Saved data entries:

────────────────────

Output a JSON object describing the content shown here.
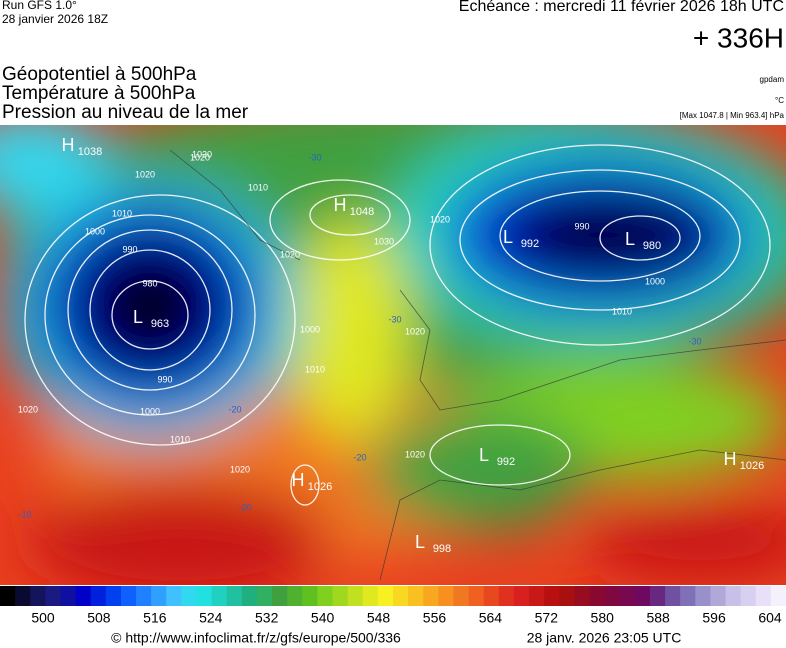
{
  "header": {
    "run": "Run GFS 1.0°",
    "run_date": "28 janvier 2026 18Z",
    "forecast": "Echéance : mercredi 11 février 2026 18h UTC",
    "lead": "+ 336H",
    "titles": [
      "Géopotentiel à 500hPa",
      "Température à 500hPa",
      "Pression au niveau de la mer"
    ],
    "units": [
      "gpdam",
      "°C",
      "[Max 1047.8 | Min 963.4] hPa"
    ]
  },
  "centers": [
    {
      "type": "H",
      "value": "1038"
    },
    {
      "type": "H",
      "value": "1048"
    },
    {
      "type": "L",
      "value": "963"
    },
    {
      "type": "L",
      "value": "992"
    },
    {
      "type": "L",
      "value": "980"
    },
    {
      "type": "H",
      "value": "1026"
    },
    {
      "type": "L",
      "value": "992"
    },
    {
      "type": "H",
      "value": "1026"
    },
    {
      "type": "L",
      "value": "998"
    }
  ],
  "isobar_labels": [
    "1020",
    "1010",
    "1000",
    "990",
    "980",
    "990",
    "1000",
    "1010",
    "1020",
    "1020",
    "1030",
    "1020",
    "990",
    "1000",
    "1010",
    "1020",
    "1010",
    "1020",
    "1020",
    "1010",
    "1000",
    "1020",
    "1030"
  ],
  "temperature_labels": [
    "-30",
    "-20",
    "-20",
    "-30",
    "-10",
    "-20",
    "-30"
  ],
  "colorbar": {
    "ticks": [
      500,
      508,
      516,
      524,
      532,
      540,
      548,
      556,
      564,
      572,
      580,
      588,
      596,
      604
    ],
    "colors": [
      "#000000",
      "#0a0a30",
      "#14145a",
      "#1a1a80",
      "#1010a0",
      "#0000c8",
      "#0020e0",
      "#0040f0",
      "#1060ff",
      "#2080ff",
      "#30a0ff",
      "#40c0ff",
      "#30d8f0",
      "#20e0e0",
      "#20d0c0",
      "#20c0a0",
      "#20b080",
      "#30b060",
      "#40a040",
      "#50b030",
      "#60c020",
      "#80d020",
      "#a0d820",
      "#c0e020",
      "#e0e820",
      "#f8f020",
      "#f8d820",
      "#f8c020",
      "#f8a820",
      "#f89020",
      "#f07820",
      "#f06020",
      "#e84820",
      "#e03020",
      "#d82020",
      "#c81818",
      "#b81010",
      "#a81010",
      "#980c20",
      "#880830",
      "#800840",
      "#780850",
      "#700860",
      "#682880",
      "#7050a0",
      "#8070b8",
      "#9890c8",
      "#b0a8d8",
      "#c8c0e8",
      "#d8d0f0",
      "#e8e0f8",
      "#f4f0fc"
    ]
  },
  "footer": {
    "source": "© http://www.infoclimat.fr/z/gfs/europe/500/336",
    "generated": "28 janv. 2026 23:05 UTC"
  }
}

────────────────────

=== Problem statement ===
Report only how many lines in the records contain the word "value".

=== Full solution ===
9